■ **The request**
Select all lines in the records that include "Slope".

■ **Records**
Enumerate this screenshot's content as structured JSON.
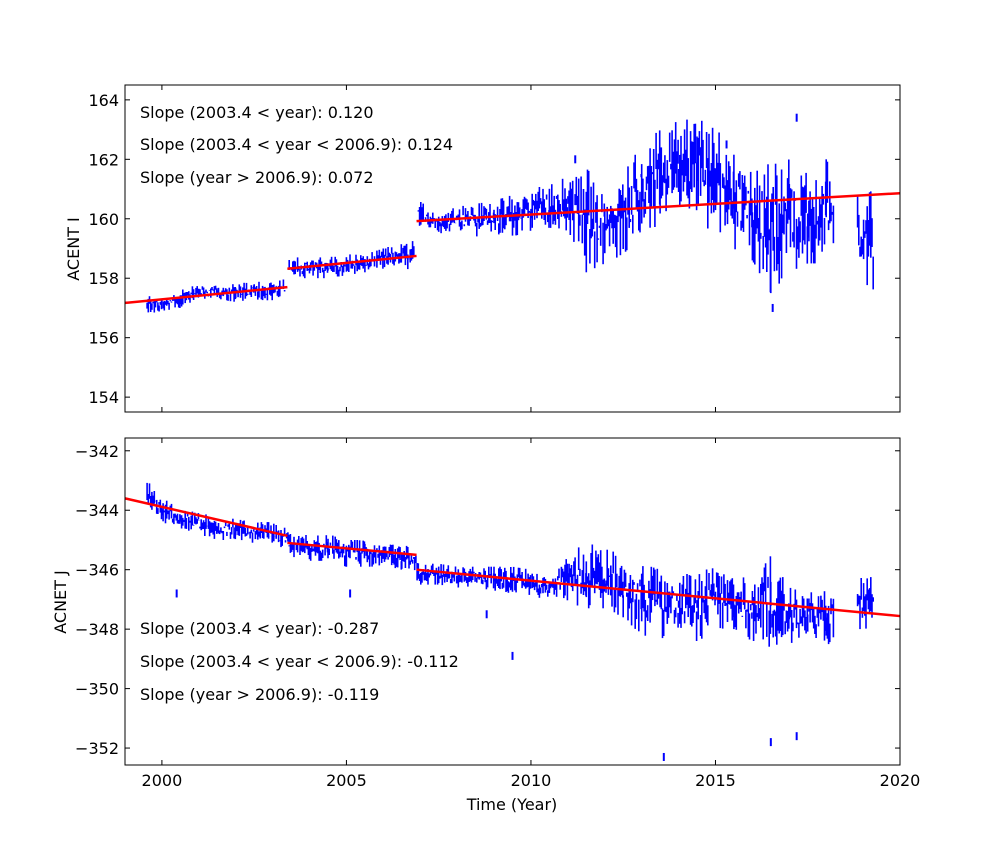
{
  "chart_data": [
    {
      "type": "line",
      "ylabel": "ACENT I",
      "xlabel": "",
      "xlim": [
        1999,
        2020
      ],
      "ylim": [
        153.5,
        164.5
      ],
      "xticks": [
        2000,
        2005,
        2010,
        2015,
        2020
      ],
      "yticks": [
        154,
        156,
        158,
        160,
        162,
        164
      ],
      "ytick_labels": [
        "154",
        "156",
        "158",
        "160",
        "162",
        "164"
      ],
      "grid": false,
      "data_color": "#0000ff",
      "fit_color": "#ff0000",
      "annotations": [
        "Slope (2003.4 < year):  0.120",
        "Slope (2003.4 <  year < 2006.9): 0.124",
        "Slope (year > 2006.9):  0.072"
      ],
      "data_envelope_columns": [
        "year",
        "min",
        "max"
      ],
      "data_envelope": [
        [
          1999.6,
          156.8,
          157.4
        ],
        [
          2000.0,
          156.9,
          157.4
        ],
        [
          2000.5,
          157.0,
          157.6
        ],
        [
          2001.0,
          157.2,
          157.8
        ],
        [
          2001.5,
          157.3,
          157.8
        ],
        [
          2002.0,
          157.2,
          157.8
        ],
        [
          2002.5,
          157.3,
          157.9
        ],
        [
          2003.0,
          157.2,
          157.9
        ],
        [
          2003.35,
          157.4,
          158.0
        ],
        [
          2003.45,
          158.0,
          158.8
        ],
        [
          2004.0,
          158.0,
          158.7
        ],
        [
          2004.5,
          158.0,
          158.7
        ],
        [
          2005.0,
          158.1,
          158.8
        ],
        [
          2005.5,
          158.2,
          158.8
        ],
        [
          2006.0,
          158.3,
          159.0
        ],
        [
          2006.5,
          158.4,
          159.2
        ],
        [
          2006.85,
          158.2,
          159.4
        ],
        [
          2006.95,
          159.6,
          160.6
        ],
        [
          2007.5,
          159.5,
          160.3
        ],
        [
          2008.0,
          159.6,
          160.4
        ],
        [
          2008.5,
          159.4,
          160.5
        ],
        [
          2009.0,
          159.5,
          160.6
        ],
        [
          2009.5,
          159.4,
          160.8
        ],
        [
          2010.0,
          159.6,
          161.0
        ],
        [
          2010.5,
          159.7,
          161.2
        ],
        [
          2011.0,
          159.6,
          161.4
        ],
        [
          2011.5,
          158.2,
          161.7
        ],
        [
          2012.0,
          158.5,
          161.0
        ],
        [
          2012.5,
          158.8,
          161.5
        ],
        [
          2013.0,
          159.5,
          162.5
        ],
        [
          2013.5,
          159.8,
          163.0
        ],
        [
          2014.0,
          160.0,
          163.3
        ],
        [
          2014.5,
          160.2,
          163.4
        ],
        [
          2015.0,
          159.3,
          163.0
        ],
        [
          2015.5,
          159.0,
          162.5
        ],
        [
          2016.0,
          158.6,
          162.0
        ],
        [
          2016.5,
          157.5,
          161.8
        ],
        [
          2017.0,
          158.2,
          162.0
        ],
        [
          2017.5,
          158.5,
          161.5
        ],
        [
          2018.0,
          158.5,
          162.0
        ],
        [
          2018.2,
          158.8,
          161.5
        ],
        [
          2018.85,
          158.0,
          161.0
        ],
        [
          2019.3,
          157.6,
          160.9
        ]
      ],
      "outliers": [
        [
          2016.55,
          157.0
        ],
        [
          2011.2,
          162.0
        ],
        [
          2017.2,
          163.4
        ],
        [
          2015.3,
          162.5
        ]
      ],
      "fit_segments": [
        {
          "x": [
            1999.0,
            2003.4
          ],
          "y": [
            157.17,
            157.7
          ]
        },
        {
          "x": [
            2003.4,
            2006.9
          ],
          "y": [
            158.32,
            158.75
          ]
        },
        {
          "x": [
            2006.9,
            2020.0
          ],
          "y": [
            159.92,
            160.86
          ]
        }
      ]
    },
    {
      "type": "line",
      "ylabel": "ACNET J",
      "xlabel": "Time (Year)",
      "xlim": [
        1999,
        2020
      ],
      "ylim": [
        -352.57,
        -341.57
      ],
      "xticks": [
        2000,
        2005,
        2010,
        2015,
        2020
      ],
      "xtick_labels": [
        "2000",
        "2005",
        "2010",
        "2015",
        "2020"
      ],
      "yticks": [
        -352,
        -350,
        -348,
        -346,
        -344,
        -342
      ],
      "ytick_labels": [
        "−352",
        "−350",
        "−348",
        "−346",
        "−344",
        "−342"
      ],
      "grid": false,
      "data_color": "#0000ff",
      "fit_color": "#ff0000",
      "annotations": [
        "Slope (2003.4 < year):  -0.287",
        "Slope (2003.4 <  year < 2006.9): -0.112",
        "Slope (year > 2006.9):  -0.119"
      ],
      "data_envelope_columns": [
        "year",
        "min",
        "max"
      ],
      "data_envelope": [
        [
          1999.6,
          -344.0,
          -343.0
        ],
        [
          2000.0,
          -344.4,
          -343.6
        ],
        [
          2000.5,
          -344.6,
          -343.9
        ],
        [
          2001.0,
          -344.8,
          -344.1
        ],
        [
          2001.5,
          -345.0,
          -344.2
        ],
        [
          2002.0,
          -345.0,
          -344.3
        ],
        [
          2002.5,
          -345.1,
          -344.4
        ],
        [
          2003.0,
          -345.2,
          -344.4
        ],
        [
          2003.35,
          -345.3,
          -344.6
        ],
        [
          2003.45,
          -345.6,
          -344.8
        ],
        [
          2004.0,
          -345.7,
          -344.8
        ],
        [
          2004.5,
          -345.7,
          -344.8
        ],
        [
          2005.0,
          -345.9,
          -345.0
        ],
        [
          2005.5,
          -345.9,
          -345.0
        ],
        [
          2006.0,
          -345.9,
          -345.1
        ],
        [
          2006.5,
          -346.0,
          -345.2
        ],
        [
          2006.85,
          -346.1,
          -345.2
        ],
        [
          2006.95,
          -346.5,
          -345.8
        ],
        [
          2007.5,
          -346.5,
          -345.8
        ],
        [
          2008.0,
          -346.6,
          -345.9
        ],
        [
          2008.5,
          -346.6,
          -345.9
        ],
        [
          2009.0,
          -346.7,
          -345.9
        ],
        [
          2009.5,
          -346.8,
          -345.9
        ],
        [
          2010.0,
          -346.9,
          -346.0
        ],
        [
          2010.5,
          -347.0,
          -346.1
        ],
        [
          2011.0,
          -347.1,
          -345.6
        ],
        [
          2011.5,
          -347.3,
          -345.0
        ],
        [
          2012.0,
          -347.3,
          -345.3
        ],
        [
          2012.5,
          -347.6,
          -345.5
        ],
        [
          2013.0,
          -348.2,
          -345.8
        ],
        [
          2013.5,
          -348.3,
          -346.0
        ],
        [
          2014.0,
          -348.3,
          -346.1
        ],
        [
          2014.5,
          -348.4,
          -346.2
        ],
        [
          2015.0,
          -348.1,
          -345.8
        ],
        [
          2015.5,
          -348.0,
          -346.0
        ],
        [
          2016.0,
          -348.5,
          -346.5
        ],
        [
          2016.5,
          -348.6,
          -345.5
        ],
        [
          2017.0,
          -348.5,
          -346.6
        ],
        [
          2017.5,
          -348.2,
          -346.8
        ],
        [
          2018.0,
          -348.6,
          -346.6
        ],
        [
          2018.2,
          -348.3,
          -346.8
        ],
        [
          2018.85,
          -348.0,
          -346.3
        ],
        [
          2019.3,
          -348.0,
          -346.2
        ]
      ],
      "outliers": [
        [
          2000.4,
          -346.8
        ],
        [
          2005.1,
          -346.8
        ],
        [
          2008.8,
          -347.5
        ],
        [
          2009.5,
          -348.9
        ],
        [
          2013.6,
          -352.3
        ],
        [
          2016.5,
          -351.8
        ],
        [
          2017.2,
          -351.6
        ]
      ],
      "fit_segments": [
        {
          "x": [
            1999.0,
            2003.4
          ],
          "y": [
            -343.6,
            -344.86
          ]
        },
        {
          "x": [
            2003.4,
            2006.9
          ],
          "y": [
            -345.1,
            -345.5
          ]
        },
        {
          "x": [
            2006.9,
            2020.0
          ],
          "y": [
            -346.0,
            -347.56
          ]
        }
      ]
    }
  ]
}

■ **Finished answer**
        "Slope (2003.4 < year):  0.120",
        "Slope (2003.4 <  year < 2006.9): 0.124",
        "Slope (year > 2006.9):  0.072"
        "Slope (2003.4 < year):  -0.287",
        "Slope (2003.4 <  year < 2006.9): -0.112",
        "Slope (year > 2006.9):  -0.119"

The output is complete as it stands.